[Given task]
Every entry below must be repeated exactly; skip the pictures.

(Data records)
※ ※ ※
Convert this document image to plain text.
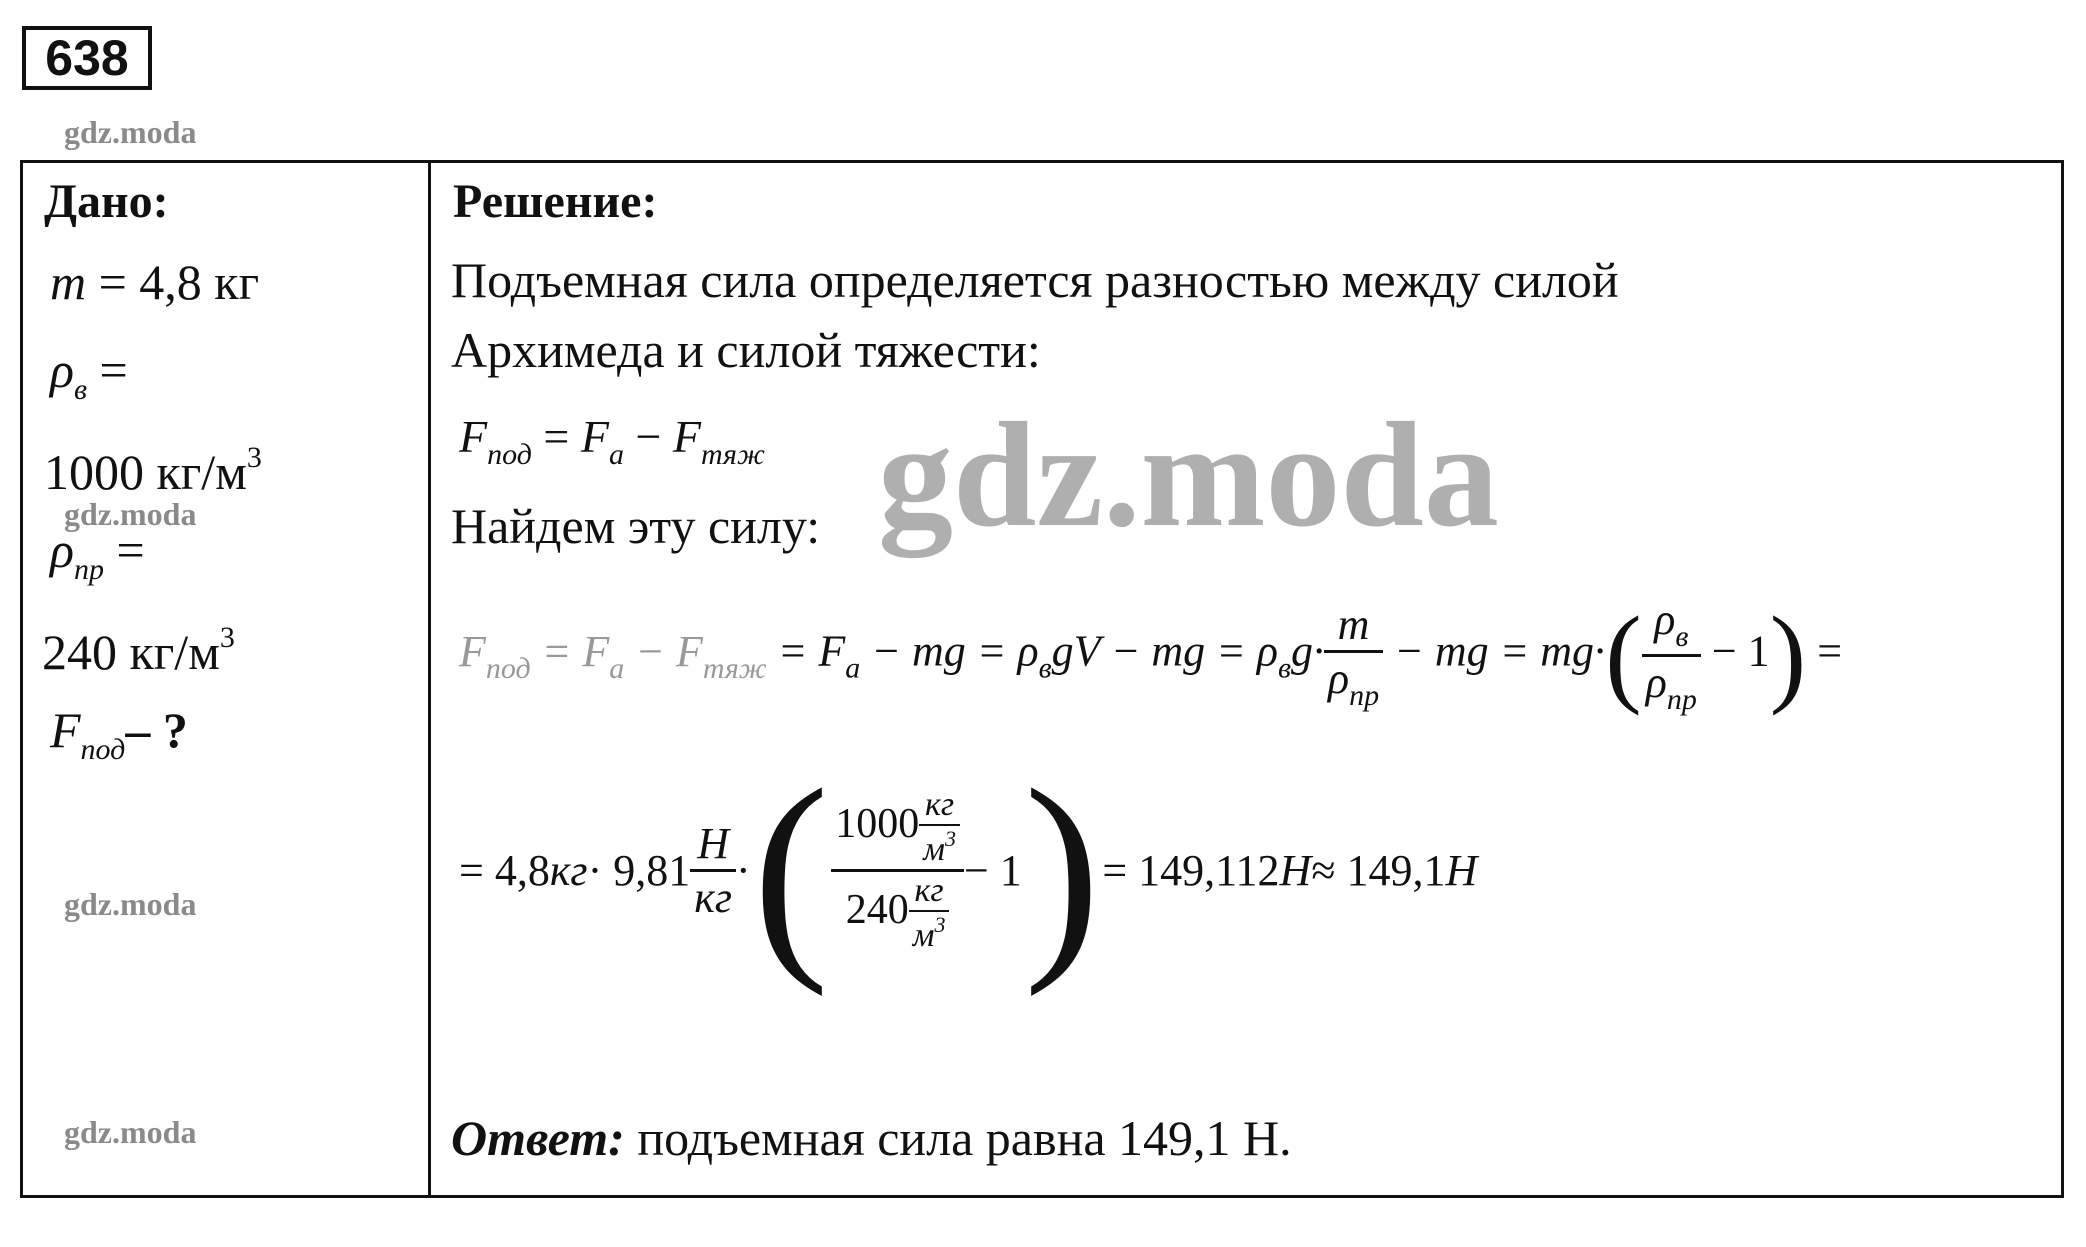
638
gdz.moda
gdz.moda
gdz.moda
gdz.moda
Дано:
m = 4,8 кг
$\rho_в$ =
1000 $кг/м^3$
$\rho_{пр}$ =
240 $кг/м^3$
$F_{под}-$ ?
Решение:
Подъемная сила определяется разностью между силой
Архимеда и силой тяжести:
$F_{под} = F_а - F_{тяж}$
Найдем эту силу:
$F_{под} = F_а - F_{тяж} = F_а$ − mg = $\rho_вgV$ − mg = $\rho_вg\cdot \frac{m}{\rho_{пр}}$ − mg = $mg\cdot( \frac{\rho_в}{\rho_{пр}} - 1)$ =
= 4,8 кг · $9,81 \frac{Н}{кг}$ · ( $\frac{1000 \frac{кг}{м^3}}{240 \frac{кг}{м^3}} - 1$ ) = 149,112 Н ≈ 149,1 Н
Ответ: подъемная сила равна 149,1 Н.
gdz.moda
※ ※ ※
[The result]
Convert this document image to plain text.
638
gdz.moda
gdz.moda
gdz.moda
gdz.moda
Дано:
m = 4,8 кг
$\rho_в$ =
1000 $кг/м^3$
$\rho_{пр}$ =
240 $кг/м^3$
$F_{под}-$ ?
Решение:
Подъемная сила определяется разностью между силой
Архимеда и силой тяжести:
$F_{под} = F_а - F_{тяж}$
Найдем эту силу:
$F_{под} = F_а - F_{тяж} = F_а$ − mg = $\rho_вgV$ − mg = $\rho_вg\cdot \frac{m}{\rho_{пр}}$ − mg = $mg\cdot( \frac{\rho_в}{\rho_{пр}} - 1)$ =
= 4,8 кг · $9,81 \frac{Н}{кг}$ · ( $\frac{1000 \frac{кг}{м^3}}{240 \frac{кг}{м^3}} - 1$ ) = 149,112 Н ≈ 149,1 Н
Ответ: подъемная сила равна 149,1 Н.
gdz.moda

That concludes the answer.